▶ Exercise aim: Look through the material and tally each line bearing the word "límites". Give only the total.

▶ Information given:
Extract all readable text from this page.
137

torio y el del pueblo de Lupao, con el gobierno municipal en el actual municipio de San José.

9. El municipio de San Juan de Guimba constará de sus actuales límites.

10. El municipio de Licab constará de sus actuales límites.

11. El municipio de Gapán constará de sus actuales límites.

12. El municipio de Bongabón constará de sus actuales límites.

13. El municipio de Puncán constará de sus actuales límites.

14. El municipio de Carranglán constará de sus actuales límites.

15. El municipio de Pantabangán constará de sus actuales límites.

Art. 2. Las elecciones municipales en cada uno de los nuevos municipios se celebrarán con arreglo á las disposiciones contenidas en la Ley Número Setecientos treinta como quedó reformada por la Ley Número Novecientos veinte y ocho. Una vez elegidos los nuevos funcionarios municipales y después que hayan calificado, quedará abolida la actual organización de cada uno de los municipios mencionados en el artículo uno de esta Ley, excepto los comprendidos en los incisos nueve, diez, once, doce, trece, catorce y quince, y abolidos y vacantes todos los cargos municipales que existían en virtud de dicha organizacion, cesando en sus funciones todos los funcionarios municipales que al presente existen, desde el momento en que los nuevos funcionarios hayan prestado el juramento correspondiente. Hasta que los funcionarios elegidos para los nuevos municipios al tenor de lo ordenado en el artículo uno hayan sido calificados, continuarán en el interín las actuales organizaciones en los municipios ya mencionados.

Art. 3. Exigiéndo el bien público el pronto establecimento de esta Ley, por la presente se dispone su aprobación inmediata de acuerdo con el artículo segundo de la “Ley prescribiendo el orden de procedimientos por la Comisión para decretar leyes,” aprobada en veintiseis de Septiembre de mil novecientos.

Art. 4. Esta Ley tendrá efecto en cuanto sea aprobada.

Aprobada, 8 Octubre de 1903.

▶ Answer to this exercise: 7